# What this task involves
Write the listing out again, all of it, word for word.
:::
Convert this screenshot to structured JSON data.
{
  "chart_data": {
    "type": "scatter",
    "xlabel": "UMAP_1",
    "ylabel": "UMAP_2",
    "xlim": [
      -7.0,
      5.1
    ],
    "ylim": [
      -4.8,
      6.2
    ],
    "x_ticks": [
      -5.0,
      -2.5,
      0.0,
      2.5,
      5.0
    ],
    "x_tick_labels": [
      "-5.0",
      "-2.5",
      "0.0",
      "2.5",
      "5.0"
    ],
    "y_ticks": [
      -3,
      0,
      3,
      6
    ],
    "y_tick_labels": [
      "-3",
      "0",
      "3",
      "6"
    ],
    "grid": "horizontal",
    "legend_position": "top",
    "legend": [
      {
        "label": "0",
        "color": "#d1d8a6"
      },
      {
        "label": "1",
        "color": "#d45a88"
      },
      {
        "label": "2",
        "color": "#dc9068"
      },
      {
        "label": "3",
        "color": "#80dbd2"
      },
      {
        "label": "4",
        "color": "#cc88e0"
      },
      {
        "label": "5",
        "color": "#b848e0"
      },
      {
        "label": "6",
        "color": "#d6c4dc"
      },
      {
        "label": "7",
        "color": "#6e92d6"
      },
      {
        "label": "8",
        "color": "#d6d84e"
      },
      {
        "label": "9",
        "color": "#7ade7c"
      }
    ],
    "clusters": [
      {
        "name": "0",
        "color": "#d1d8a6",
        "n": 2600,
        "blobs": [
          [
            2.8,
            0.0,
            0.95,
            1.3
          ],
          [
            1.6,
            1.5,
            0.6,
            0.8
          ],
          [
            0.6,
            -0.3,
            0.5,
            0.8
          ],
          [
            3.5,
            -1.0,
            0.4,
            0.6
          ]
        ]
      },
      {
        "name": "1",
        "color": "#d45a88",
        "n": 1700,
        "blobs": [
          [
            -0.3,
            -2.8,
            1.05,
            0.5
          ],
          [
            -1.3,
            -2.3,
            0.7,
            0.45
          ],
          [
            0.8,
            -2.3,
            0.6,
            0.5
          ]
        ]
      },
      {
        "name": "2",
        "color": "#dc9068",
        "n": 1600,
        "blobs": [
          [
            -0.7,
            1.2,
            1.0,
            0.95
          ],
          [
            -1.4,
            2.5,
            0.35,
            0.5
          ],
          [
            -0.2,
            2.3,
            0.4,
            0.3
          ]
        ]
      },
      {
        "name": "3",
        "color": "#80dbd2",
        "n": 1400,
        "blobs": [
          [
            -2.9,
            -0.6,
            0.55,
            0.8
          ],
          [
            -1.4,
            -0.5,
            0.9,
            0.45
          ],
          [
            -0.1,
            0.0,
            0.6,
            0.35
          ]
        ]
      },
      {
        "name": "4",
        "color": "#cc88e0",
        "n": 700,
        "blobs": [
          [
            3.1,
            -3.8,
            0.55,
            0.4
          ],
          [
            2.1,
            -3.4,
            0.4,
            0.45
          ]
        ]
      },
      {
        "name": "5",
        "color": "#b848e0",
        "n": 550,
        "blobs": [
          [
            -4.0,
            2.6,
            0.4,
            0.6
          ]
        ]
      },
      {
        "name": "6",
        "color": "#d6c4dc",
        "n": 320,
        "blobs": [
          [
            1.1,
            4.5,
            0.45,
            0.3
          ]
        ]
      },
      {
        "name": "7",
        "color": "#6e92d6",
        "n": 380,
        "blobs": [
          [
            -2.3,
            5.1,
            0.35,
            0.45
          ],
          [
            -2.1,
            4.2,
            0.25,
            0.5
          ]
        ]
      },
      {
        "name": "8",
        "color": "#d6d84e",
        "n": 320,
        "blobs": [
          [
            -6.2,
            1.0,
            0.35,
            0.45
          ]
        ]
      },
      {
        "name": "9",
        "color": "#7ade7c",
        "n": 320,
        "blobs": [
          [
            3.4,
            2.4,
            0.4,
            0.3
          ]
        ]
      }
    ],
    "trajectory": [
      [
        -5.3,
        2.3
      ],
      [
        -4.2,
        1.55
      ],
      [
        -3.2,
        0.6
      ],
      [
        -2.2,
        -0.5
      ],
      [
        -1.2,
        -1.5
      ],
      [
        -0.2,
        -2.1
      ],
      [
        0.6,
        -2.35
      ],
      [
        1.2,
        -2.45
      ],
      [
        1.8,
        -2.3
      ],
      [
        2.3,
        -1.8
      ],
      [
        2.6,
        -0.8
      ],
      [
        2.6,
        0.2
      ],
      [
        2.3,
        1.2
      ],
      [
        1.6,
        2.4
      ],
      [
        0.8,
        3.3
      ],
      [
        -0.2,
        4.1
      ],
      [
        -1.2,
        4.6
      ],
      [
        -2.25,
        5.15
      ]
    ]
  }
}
:::
# Correct result
Convert this screenshot to structured JSON data.
{
  "chart_data": {
    "type": "scatter",
    "xlabel": "UMAP_1",
    "ylabel": "UMAP_2",
    "xlim": [
      -7.0,
      5.1
    ],
    "ylim": [
      -4.8,
      6.2
    ],
    "x_ticks": [
      -5.0,
      -2.5,
      0.0,
      2.5,
      5.0
    ],
    "x_tick_labels": [
      "-5.0",
      "-2.5",
      "0.0",
      "2.5",
      "5.0"
    ],
    "y_ticks": [
      -3,
      0,
      3,
      6
    ],
    "y_tick_labels": [
      "-3",
      "0",
      "3",
      "6"
    ],
    "grid": "horizontal",
    "legend_position": "top",
    "legend": [
      {
        "label": "0",
        "color": "#d1d8a6"
      },
      {
        "label": "1",
        "color": "#d45a88"
      },
      {
        "label": "2",
        "color": "#dc9068"
      },
      {
        "label": "3",
        "color": "#80dbd2"
      },
      {
        "label": "4",
        "color": "#cc88e0"
      },
      {
        "label": "5",
        "color": "#b848e0"
      },
      {
        "label": "6",
        "color": "#d6c4dc"
      },
      {
        "label": "7",
        "color": "#6e92d6"
      },
      {
        "label": "8",
        "color": "#d6d84e"
      },
      {
        "label": "9",
        "color": "#7ade7c"
      }
    ],
    "clusters": [
      {
        "name": "0",
        "color": "#d1d8a6",
        "n": 2600,
        "blobs": [
          [
            2.8,
            0.0,
            0.95,
            1.3
          ],
          [
            1.6,
            1.5,
            0.6,
            0.8
          ],
          [
            0.6,
            -0.3,
            0.5,
            0.8
          ],
          [
            3.5,
            -1.0,
            0.4,
            0.6
          ]
        ]
      },
      {
        "name": "1",
        "color": "#d45a88",
        "n": 1700,
        "blobs": [
          [
            -0.3,
            -2.8,
            1.05,
            0.5
          ],
          [
            -1.3,
            -2.3,
            0.7,
            0.45
          ],
          [
            0.8,
            -2.3,
            0.6,
            0.5
          ]
        ]
      },
      {
        "name": "2",
        "color": "#dc9068",
        "n": 1600,
        "blobs": [
          [
            -0.7,
            1.2,
            1.0,
            0.95
          ],
          [
            -1.4,
            2.5,
            0.35,
            0.5
          ],
          [
            -0.2,
            2.3,
            0.4,
            0.3
          ]
        ]
      },
      {
        "name": "3",
        "color": "#80dbd2",
        "n": 1400,
        "blobs": [
          [
            -2.9,
            -0.6,
            0.55,
            0.8
          ],
          [
            -1.4,
            -0.5,
            0.9,
            0.45
          ],
          [
            -0.1,
            0.0,
            0.6,
            0.35
          ]
        ]
      },
      {
        "name": "4",
        "color": "#cc88e0",
        "n": 700,
        "blobs": [
          [
            3.1,
            -3.8,
            0.55,
            0.4
          ],
          [
            2.1,
            -3.4,
            0.4,
            0.45
          ]
        ]
      },
      {
        "name": "5",
        "color": "#b848e0",
        "n": 550,
        "blobs": [
          [
            -4.0,
            2.6,
            0.4,
            0.6
          ]
        ]
      },
      {
        "name": "6",
        "color": "#d6c4dc",
        "n": 320,
        "blobs": [
          [
            1.1,
            4.5,
            0.45,
            0.3
          ]
        ]
      },
      {
        "name": "7",
        "color": "#6e92d6",
        "n": 380,
        "blobs": [
          [
            -2.3,
            5.1,
            0.35,
            0.45
          ],
          [
            -2.1,
            4.2,
            0.25,
            0.5
          ]
        ]
      },
      {
        "name": "8",
        "color": "#d6d84e",
        "n": 320,
        "blobs": [
          [
            -6.2,
            1.0,
            0.35,
            0.45
          ]
        ]
      },
      {
        "name": "9",
        "color": "#7ade7c",
        "n": 320,
        "blobs": [
          [
            3.4,
            2.4,
            0.4,
            0.3
          ]
        ]
      }
    ],
    "trajectory": [
      [
        -5.3,
        2.3
      ],
      [
        -4.2,
        1.55
      ],
      [
        -3.2,
        0.6
      ],
      [
        -2.2,
        -0.5
      ],
      [
        -1.2,
        -1.5
      ],
      [
        -0.2,
        -2.1
      ],
      [
        0.6,
        -2.35
      ],
      [
        1.2,
        -2.45
      ],
      [
        1.8,
        -2.3
      ],
      [
        2.3,
        -1.8
      ],
      [
        2.6,
        -0.8
      ],
      [
        2.6,
        0.2
      ],
      [
        2.3,
        1.2
      ],
      [
        1.6,
        2.4
      ],
      [
        0.8,
        3.3
      ],
      [
        -0.2,
        4.1
      ],
      [
        -1.2,
        4.6
      ],
      [
        -2.25,
        5.15
      ]
    ]
  }
}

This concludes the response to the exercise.